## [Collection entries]
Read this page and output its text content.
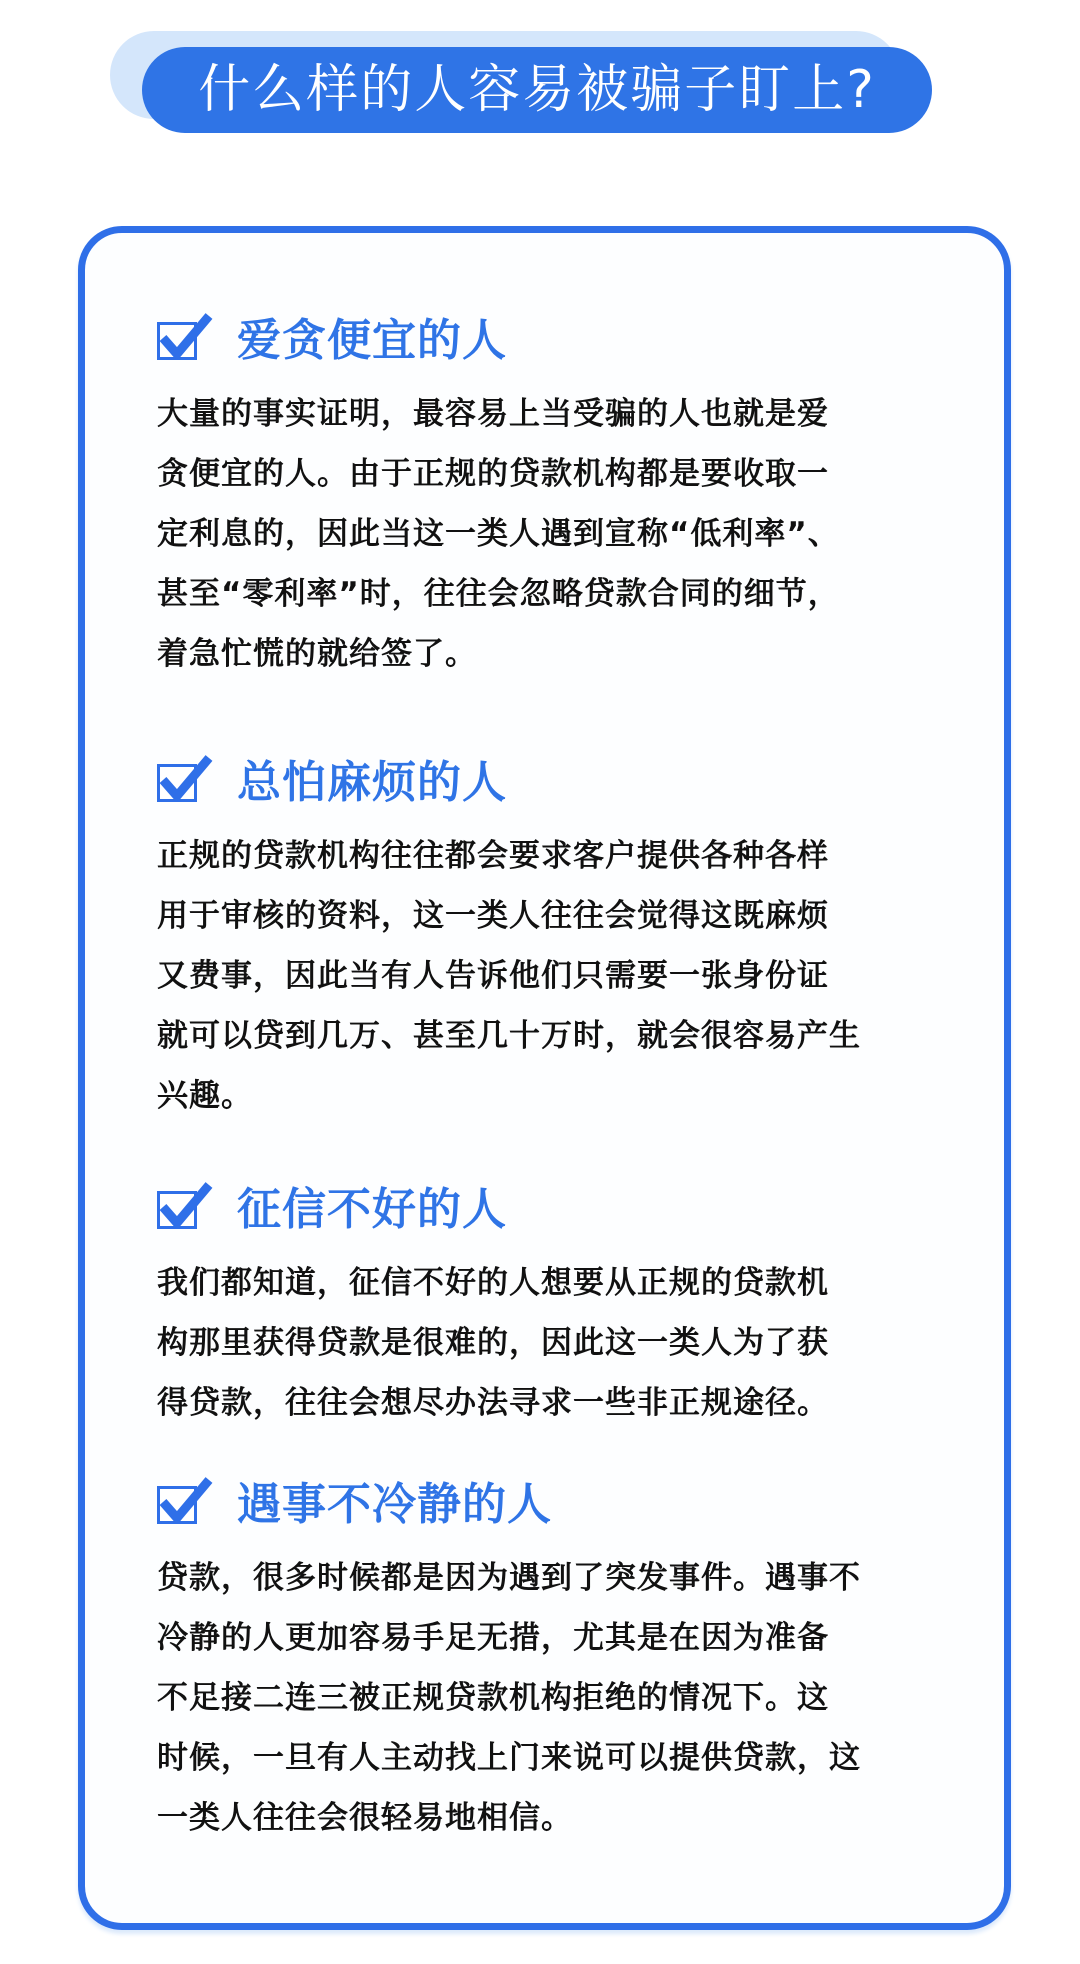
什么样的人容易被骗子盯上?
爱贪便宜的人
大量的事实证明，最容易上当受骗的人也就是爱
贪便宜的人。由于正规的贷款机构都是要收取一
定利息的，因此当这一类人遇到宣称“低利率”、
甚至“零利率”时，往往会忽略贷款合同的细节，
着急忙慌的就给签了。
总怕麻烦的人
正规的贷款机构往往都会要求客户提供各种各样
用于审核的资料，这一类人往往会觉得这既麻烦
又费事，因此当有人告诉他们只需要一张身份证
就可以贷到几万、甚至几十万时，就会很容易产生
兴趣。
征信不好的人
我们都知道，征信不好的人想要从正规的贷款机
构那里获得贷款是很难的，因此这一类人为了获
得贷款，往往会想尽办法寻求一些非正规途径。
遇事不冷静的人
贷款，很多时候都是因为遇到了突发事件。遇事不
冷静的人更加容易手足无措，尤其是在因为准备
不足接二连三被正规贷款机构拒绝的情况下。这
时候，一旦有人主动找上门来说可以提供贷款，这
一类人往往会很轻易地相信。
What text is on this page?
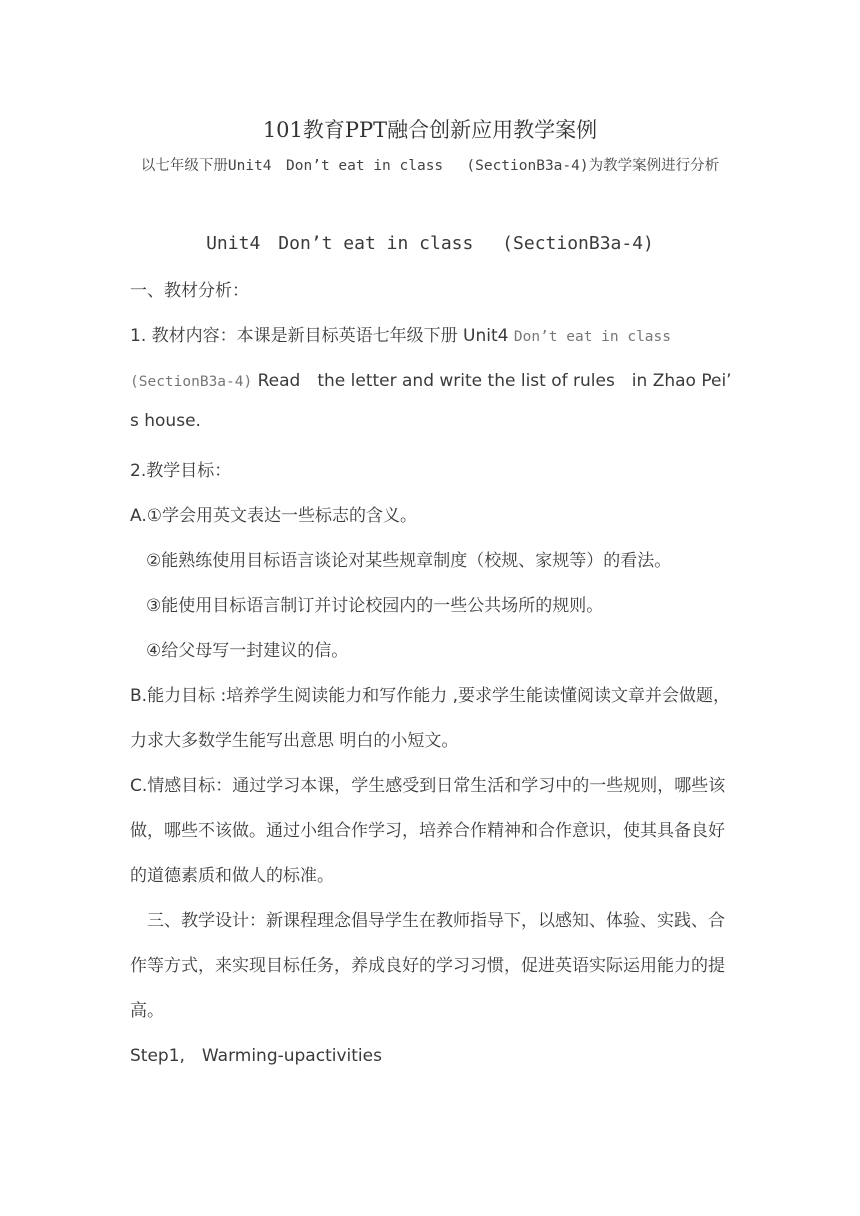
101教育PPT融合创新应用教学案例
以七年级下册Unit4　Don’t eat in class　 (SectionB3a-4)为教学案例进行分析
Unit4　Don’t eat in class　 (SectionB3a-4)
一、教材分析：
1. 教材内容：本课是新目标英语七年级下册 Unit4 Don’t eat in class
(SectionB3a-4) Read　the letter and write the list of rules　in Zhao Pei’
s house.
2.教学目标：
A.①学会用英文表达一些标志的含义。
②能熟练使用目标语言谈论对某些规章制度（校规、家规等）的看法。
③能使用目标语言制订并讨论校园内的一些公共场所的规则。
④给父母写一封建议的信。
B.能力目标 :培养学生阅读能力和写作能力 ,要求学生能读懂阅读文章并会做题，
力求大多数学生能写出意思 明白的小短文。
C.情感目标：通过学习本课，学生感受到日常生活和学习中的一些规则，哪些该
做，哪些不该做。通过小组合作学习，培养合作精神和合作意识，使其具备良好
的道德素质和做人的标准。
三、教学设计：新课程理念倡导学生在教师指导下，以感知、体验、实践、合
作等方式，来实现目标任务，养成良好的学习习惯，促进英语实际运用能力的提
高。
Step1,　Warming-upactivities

## [Problem statement]
Only what runs from the line containing "What text is on this page?" through the end of the entries above should be extracted, exactly and without pictures.

## [Correct answer]
What text is on this page?
101教育PPT融合创新应用教学案例
以七年级下册Unit4　Don’t eat in class　 (SectionB3a-4)为教学案例进行分析
Unit4　Don’t eat in class　 (SectionB3a-4)
一、教材分析：
1. 教材内容：本课是新目标英语七年级下册 Unit4 Don’t eat in class
(SectionB3a-4) Read　the letter and write the list of rules　in Zhao Pei’
s house.
2.教学目标：
A.①学会用英文表达一些标志的含义。
②能熟练使用目标语言谈论对某些规章制度（校规、家规等）的看法。
③能使用目标语言制订并讨论校园内的一些公共场所的规则。
④给父母写一封建议的信。
B.能力目标 :培养学生阅读能力和写作能力 ,要求学生能读懂阅读文章并会做题，
力求大多数学生能写出意思 明白的小短文。
C.情感目标：通过学习本课，学生感受到日常生活和学习中的一些规则，哪些该
做，哪些不该做。通过小组合作学习，培养合作精神和合作意识，使其具备良好
的道德素质和做人的标准。
三、教学设计：新课程理念倡导学生在教师指导下，以感知、体验、实践、合
作等方式，来实现目标任务，养成良好的学习习惯，促进英语实际运用能力的提
高。
Step1,　Warming-upactivities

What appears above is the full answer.